--- start STORED RECORDS ---
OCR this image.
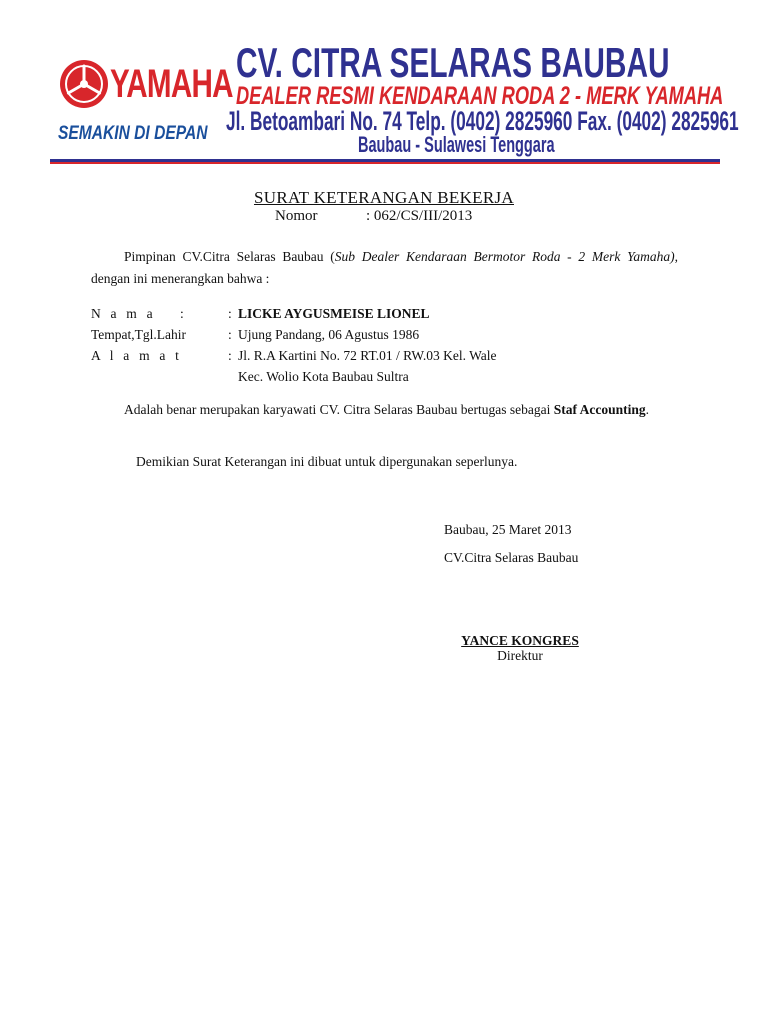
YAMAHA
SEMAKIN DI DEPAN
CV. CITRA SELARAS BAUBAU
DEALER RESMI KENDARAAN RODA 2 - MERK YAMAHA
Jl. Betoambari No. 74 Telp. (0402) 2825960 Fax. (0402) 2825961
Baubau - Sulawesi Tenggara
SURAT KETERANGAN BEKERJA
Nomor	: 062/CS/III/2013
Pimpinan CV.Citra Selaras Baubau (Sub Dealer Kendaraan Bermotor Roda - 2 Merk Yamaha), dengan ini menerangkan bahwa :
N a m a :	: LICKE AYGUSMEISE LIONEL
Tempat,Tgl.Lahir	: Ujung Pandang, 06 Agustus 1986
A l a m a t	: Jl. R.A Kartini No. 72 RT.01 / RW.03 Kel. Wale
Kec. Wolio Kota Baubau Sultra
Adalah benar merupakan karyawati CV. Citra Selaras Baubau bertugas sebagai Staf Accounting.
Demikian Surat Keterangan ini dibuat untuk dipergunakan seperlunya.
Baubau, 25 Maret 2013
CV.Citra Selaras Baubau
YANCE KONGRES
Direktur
--- end STORED RECORDS ---
WHAT THE TASK ASKS: Return the entries unchanged, save for the pictures, which do not belong in the copy.

ANSWER TO THE PROBLEM:
OCR this image.
YAMAHA
SEMAKIN DI DEPAN
CV. CITRA SELARAS BAUBAU
DEALER RESMI KENDARAAN RODA 2 - MERK YAMAHA
Jl. Betoambari No. 74 Telp. (0402) 2825960 Fax. (0402) 2825961
Baubau - Sulawesi Tenggara
SURAT KETERANGAN BEKERJA
Nomor	: 062/CS/III/2013
Pimpinan CV.Citra Selaras Baubau (Sub Dealer Kendaraan Bermotor Roda - 2 Merk Yamaha), dengan ini menerangkan bahwa :
N a m a :	: LICKE AYGUSMEISE LIONEL
Tempat,Tgl.Lahir	: Ujung Pandang, 06 Agustus 1986
A l a m a t	: Jl. R.A Kartini No. 72 RT.01 / RW.03 Kel. Wale
Kec. Wolio Kota Baubau Sultra
Adalah benar merupakan karyawati CV. Citra Selaras Baubau bertugas sebagai Staf Accounting.
Demikian Surat Keterangan ini dibuat untuk dipergunakan seperlunya.
Baubau, 25 Maret 2013
CV.Citra Selaras Baubau
YANCE KONGRES
Direktur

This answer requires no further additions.